- _DIRECTIVE_: Copy out the listing that follows, exactly, without its pictures.

══ INFORMATION SUPPLIED ══

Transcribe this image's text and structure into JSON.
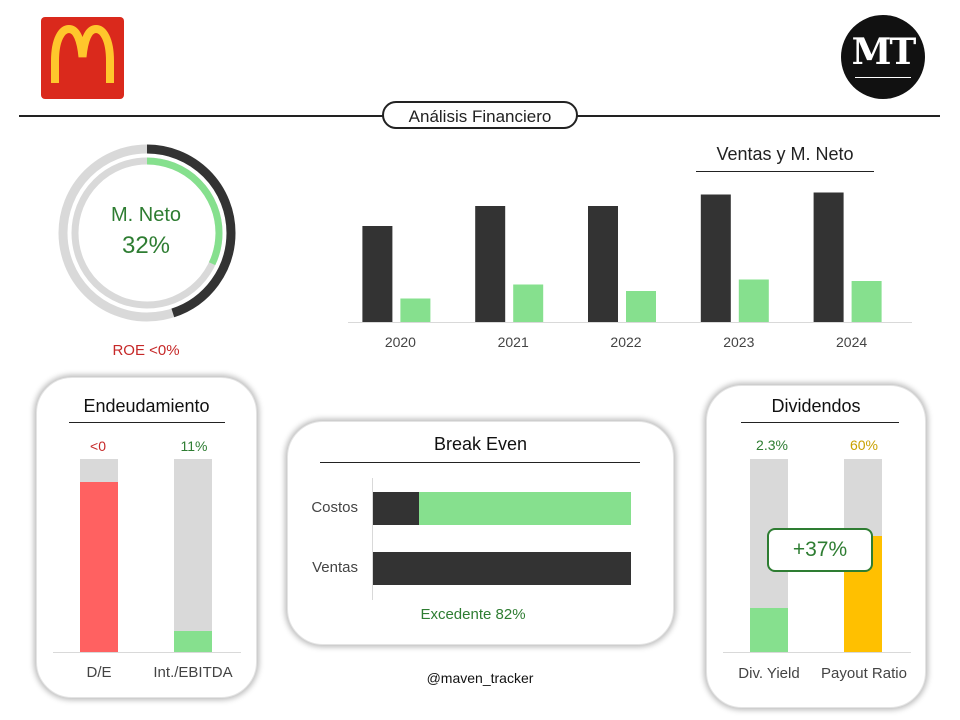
{
  "header": {
    "title": "Análisis Financiero",
    "mt_logo_text": "MT",
    "mc_logo_colors": {
      "background": "#da291c",
      "arches": "#ffc72c"
    }
  },
  "margin_donut": {
    "label": "M. Neto",
    "value_text": "32%",
    "value": 0.32,
    "outer_value": 0.45,
    "roe_text": "ROE <0%",
    "colors": {
      "inner": "#86e08e",
      "outer": "#333333",
      "track": "#d9d9d9"
    }
  },
  "chart_data": {
    "type": "bar",
    "title": "Ventas y M. Neto",
    "categories": [
      "2020",
      "2021",
      "2022",
      "2023",
      "2024"
    ],
    "series": [
      {
        "values": [
          19.2,
          23.2,
          23.2,
          25.5,
          25.9
        ],
        "color": "#333333"
      },
      {
        "values": [
          4.7,
          7.5,
          6.2,
          8.5,
          8.2
        ],
        "color": "#86e08e"
      }
    ],
    "ylim": [
      0,
      28
    ],
    "grid": false,
    "legend": "none"
  },
  "endeudamiento": {
    "title": "Endeudamiento",
    "bars": [
      {
        "label": "D/E",
        "value_text": "<0",
        "fill": 0.88,
        "color": "#ff6161",
        "value_color": "#c62828"
      },
      {
        "label": "Int./EBITDA",
        "value_text": "11%",
        "fill": 0.11,
        "color": "#86e08e",
        "value_color": "#2e7d32"
      }
    ]
  },
  "break_even": {
    "title": "Break Even",
    "rows": [
      {
        "label": "Costos",
        "dark_fraction": 0.18
      },
      {
        "label": "Ventas",
        "dark_fraction": 1.0
      }
    ],
    "surplus_text": "Excedente 82%",
    "colors": {
      "dark": "#333333",
      "green": "#86e08e",
      "text": "#2e7d32"
    }
  },
  "dividendos": {
    "title": "Dividendos",
    "bars": [
      {
        "label": "Div. Yield",
        "value_text": "2.3%",
        "fill": 0.23,
        "color": "#86e08e",
        "value_color": "#2e7d32"
      },
      {
        "label": "Payout Ratio",
        "value_text": "60%",
        "fill": 0.6,
        "color": "#ffc000",
        "value_color": "#c9a100"
      }
    ],
    "badge_text": "+37%"
  },
  "footer": {
    "handle": "@maven_tracker"
  }
}
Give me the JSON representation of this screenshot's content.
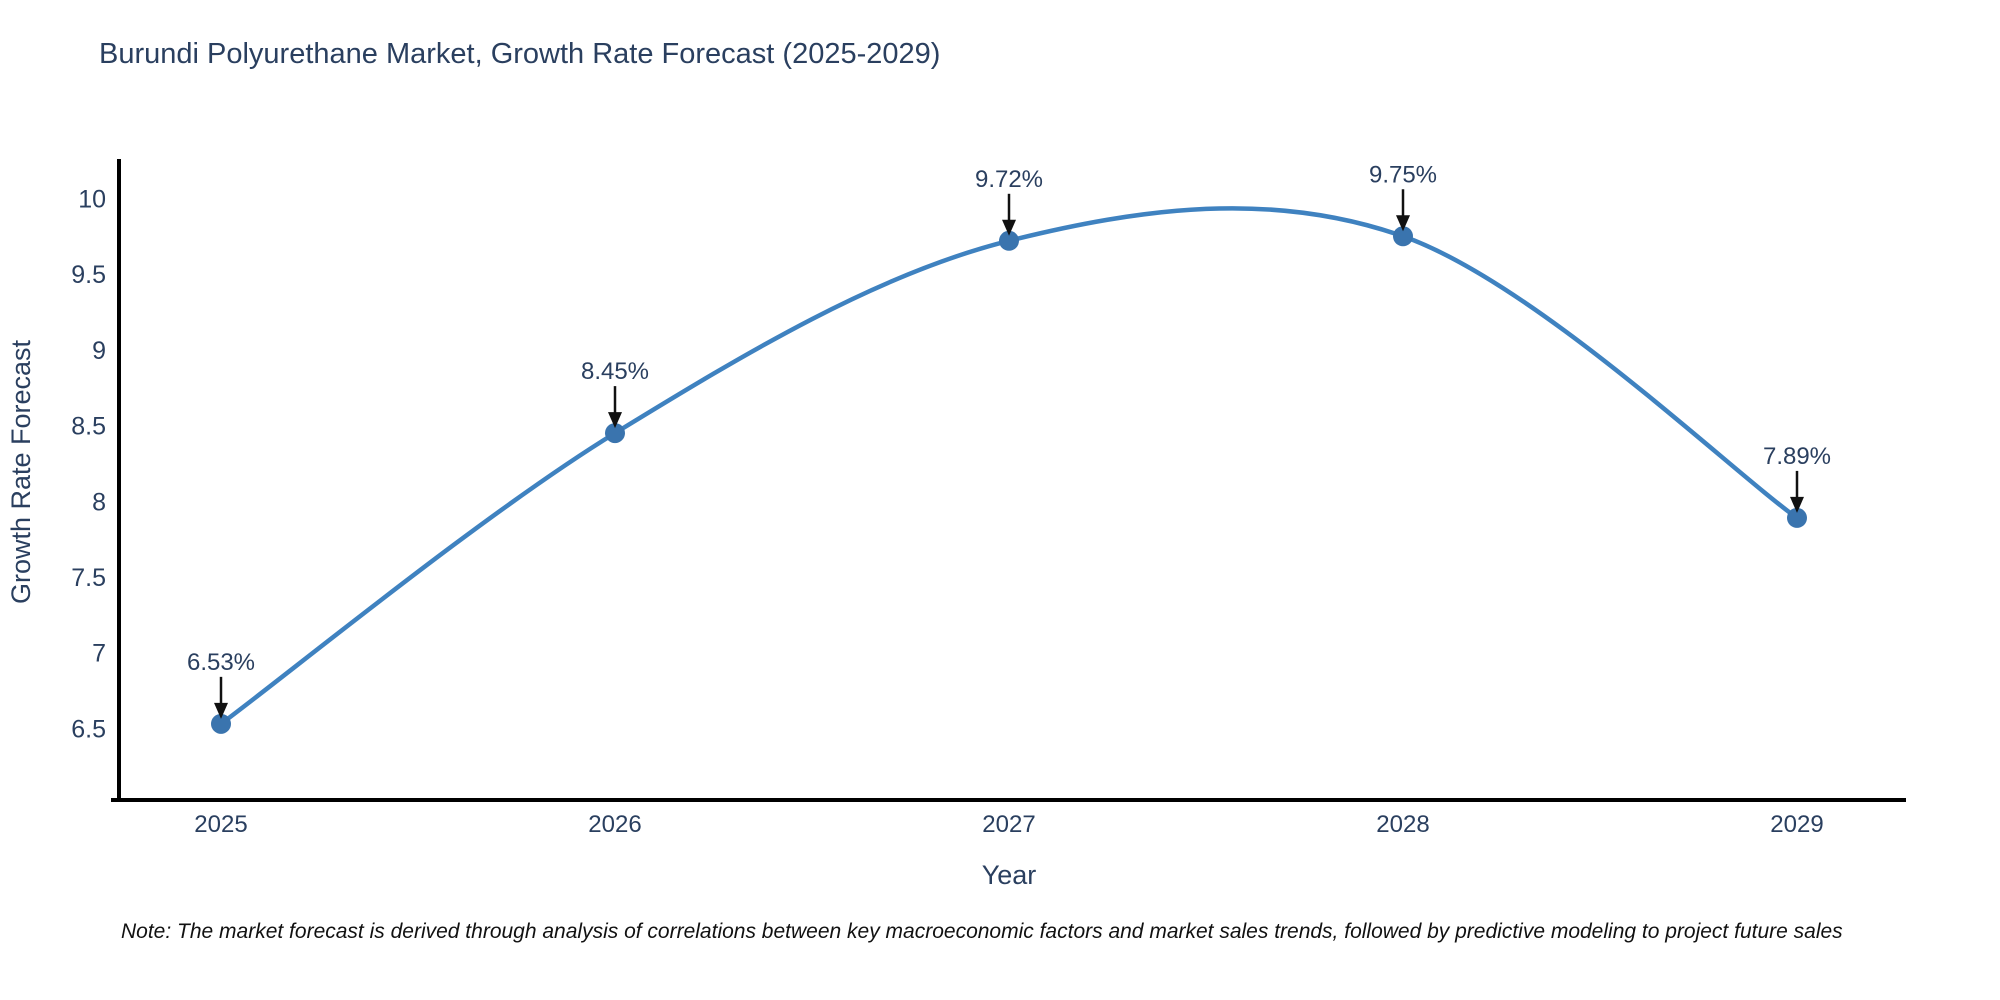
{
  "chart_data": {
    "type": "line",
    "line_style": "spline",
    "title": "Burundi Polyurethane Market, Growth Rate Forecast (2025-2029)",
    "xlabel": "Year",
    "ylabel": "Growth Rate Forecast",
    "categories": [
      "2025",
      "2026",
      "2027",
      "2028",
      "2029"
    ],
    "series": [
      {
        "name": "Growth Rate Forecast",
        "values": [
          6.53,
          8.45,
          9.72,
          9.75,
          7.89
        ]
      }
    ],
    "point_labels": [
      "6.53%",
      "8.45%",
      "9.72%",
      "9.75%",
      "7.89%"
    ],
    "yticks": [
      "6.5",
      "7",
      "7.5",
      "8",
      "8.5",
      "9",
      "9.5",
      "10"
    ],
    "ylim": [
      6.0,
      10.3
    ],
    "grid": false,
    "legend": "none",
    "colors": {
      "line": "#3f82c0",
      "marker": "#3a74ae",
      "arrow": "#111111",
      "axis": "#000000",
      "tick_text": "#2a3f5f",
      "title_text": "#2a3f5f"
    },
    "note": "Note: The market forecast is derived through analysis of correlations between key macroeconomic factors and market sales trends, followed by predictive modeling to project future sales"
  }
}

═══

- _FINISHED TASK_:
Transcribe this image's text and structure into JSON.
{
  "header": {
    "title": "Análisis Financiero",
    "mt_logo_text": "MT",
    "mc_logo_colors": {
      "background": "#da291c",
      "arches": "#ffc72c"
    }
  },
  "margin_donut": {
    "label": "M. Neto",
    "value_text": "32%",
    "value": 0.32,
    "outer_value": 0.45,
    "roe_text": "ROE <0%",
    "colors": {
      "inner": "#86e08e",
      "outer": "#333333",
      "track": "#d9d9d9"
    }
  },
  "chart_data": {
    "type": "bar",
    "title": "Ventas y M. Neto",
    "categories": [
      "2020",
      "2021",
      "2022",
      "2023",
      "2024"
    ],
    "series": [
      {
        "values": [
          19.2,
          23.2,
          23.2,
          25.5,
          25.9
        ],
        "color": "#333333"
      },
      {
        "values": [
          4.7,
          7.5,
          6.2,
          8.5,
          8.2
        ],
        "color": "#86e08e"
      }
    ],
    "ylim": [
      0,
      28
    ],
    "grid": false,
    "legend": "none"
  },
  "endeudamiento": {
    "title": "Endeudamiento",
    "bars": [
      {
        "label": "D/E",
        "value_text": "<0",
        "fill": 0.88,
        "color": "#ff6161",
        "value_color": "#c62828"
      },
      {
        "label": "Int./EBITDA",
        "value_text": "11%",
        "fill": 0.11,
        "color": "#86e08e",
        "value_color": "#2e7d32"
      }
    ]
  },
  "break_even": {
    "title": "Break Even",
    "rows": [
      {
        "label": "Costos",
        "dark_fraction": 0.18
      },
      {
        "label": "Ventas",
        "dark_fraction": 1.0
      }
    ],
    "surplus_text": "Excedente 82%",
    "colors": {
      "dark": "#333333",
      "green": "#86e08e",
      "text": "#2e7d32"
    }
  },
  "dividendos": {
    "title": "Dividendos",
    "bars": [
      {
        "label": "Div. Yield",
        "value_text": "2.3%",
        "fill": 0.23,
        "color": "#86e08e",
        "value_color": "#2e7d32"
      },
      {
        "label": "Payout Ratio",
        "value_text": "60%",
        "fill": 0.6,
        "color": "#ffc000",
        "value_color": "#c9a100"
      }
    ],
    "badge_text": "+37%"
  },
  "footer": {
    "handle": "@maven_tracker"
  }
}
Give me the JSON representation of this screenshot's content.
{
  "chart_data": {
    "type": "line",
    "line_style": "spline",
    "title": "Burundi Polyurethane Market, Growth Rate Forecast (2025-2029)",
    "xlabel": "Year",
    "ylabel": "Growth Rate Forecast",
    "categories": [
      "2025",
      "2026",
      "2027",
      "2028",
      "2029"
    ],
    "series": [
      {
        "name": "Growth Rate Forecast",
        "values": [
          6.53,
          8.45,
          9.72,
          9.75,
          7.89
        ]
      }
    ],
    "point_labels": [
      "6.53%",
      "8.45%",
      "9.72%",
      "9.75%",
      "7.89%"
    ],
    "yticks": [
      "6.5",
      "7",
      "7.5",
      "8",
      "8.5",
      "9",
      "9.5",
      "10"
    ],
    "ylim": [
      6.0,
      10.3
    ],
    "grid": false,
    "legend": "none",
    "colors": {
      "line": "#3f82c0",
      "marker": "#3a74ae",
      "arrow": "#111111",
      "axis": "#000000",
      "tick_text": "#2a3f5f",
      "title_text": "#2a3f5f"
    },
    "note": "Note: The market forecast is derived through analysis of correlations between key macroeconomic factors and market sales trends, followed by predictive modeling to project future sales"
  }
}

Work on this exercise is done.